What the task asks = Render each line of the records below as a numbered list, omitting any blank lines.

####################

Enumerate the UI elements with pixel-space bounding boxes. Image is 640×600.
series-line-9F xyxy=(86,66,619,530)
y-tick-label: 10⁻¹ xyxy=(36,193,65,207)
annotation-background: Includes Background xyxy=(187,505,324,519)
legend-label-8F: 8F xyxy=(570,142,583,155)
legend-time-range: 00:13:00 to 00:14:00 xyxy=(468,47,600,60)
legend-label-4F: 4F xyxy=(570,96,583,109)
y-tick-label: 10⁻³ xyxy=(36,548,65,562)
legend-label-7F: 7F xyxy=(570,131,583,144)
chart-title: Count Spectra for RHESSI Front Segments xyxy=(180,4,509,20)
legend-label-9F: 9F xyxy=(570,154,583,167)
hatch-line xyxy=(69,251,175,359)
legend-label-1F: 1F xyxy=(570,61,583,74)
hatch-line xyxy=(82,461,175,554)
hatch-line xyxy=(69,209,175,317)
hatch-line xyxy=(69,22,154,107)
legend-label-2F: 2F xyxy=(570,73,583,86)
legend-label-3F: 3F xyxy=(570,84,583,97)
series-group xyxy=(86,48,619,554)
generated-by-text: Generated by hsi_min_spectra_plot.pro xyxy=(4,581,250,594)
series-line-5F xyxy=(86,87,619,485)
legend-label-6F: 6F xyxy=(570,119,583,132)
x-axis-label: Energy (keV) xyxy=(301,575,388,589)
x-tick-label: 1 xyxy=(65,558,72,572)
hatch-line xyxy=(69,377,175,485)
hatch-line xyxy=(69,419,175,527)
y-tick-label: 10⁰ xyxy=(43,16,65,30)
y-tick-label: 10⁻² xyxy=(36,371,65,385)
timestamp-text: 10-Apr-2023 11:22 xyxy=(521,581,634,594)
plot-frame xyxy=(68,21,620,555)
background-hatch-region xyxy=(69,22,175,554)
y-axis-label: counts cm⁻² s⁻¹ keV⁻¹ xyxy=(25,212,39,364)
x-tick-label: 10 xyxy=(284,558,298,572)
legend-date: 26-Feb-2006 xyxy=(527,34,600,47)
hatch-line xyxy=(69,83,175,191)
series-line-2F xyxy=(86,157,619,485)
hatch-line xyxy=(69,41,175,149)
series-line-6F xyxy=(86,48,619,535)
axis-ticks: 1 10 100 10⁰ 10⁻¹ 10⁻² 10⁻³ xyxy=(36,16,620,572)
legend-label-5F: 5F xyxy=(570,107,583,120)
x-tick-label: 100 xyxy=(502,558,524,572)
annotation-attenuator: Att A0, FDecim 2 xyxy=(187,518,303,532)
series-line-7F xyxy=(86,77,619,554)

####################

Solution =
1. Enumerate the UI elements with pixel-space bounding boxes. Image is 640×600.
2. series-line-9F xyxy=(86,66,619,530)
3. y-tick-label: 10⁻¹ xyxy=(36,193,65,207)
4. annotation-background: Includes Background xyxy=(187,505,324,519)
5. legend-label-8F: 8F xyxy=(570,142,583,155)
6. legend-time-range: 00:13:00 to 00:14:00 xyxy=(468,47,600,60)
7. legend-label-4F: 4F xyxy=(570,96,583,109)
8. y-tick-label: 10⁻³ xyxy=(36,548,65,562)
9. legend-label-7F: 7F xyxy=(570,131,583,144)
10. chart-title: Count Spectra for RHESSI Front Segments xyxy=(180,4,509,20)
11. legend-label-9F: 9F xyxy=(570,154,583,167)
12. hatch-line xyxy=(69,251,175,359)
13. legend-label-1F: 1F xyxy=(570,61,583,74)
14. hatch-line xyxy=(82,461,175,554)
15. hatch-line xyxy=(69,209,175,317)
16. hatch-line xyxy=(69,22,154,107)
17. legend-label-2F: 2F xyxy=(570,73,583,86)
18. legend-label-3F: 3F xyxy=(570,84,583,97)
19. series-group xyxy=(86,48,619,554)
20. generated-by-text: Generated by hsi_min_spectra_plot.pro xyxy=(4,581,250,594)
21. series-line-5F xyxy=(86,87,619,485)
22. legend-label-6F: 6F xyxy=(570,119,583,132)
23. x-axis-label: Energy (keV) xyxy=(301,575,388,589)
24. x-tick-label: 1 xyxy=(65,558,72,572)
25. hatch-line xyxy=(69,377,175,485)
26. hatch-line xyxy=(69,419,175,527)
27. y-tick-label: 10⁰ xyxy=(43,16,65,30)
28. y-tick-label: 10⁻² xyxy=(36,371,65,385)
29. timestamp-text: 10-Apr-2023 11:22 xyxy=(521,581,634,594)
30. plot-frame xyxy=(68,21,620,555)
31. background-hatch-region xyxy=(69,22,175,554)
32. y-axis-label: counts cm⁻² s⁻¹ keV⁻¹ xyxy=(25,212,39,364)
33. x-tick-label: 10 xyxy=(284,558,298,572)
34. legend-date: 26-Feb-2006 xyxy=(527,34,600,47)
35. hatch-line xyxy=(69,83,175,191)
36. series-line-2F xyxy=(86,157,619,485)
37. hatch-line xyxy=(69,41,175,149)
38. series-line-6F xyxy=(86,48,619,535)
39. axis-ticks: 1 10 100 10⁰ 10⁻¹ 10⁻² 10⁻³ xyxy=(36,16,620,572)
40. legend-label-5F: 5F xyxy=(570,107,583,120)
41. x-tick-label: 100 xyxy=(502,558,524,572)
42. annotation-attenuator: Att A0, FDecim 2 xyxy=(187,518,303,532)
43. series-line-7F xyxy=(86,77,619,554)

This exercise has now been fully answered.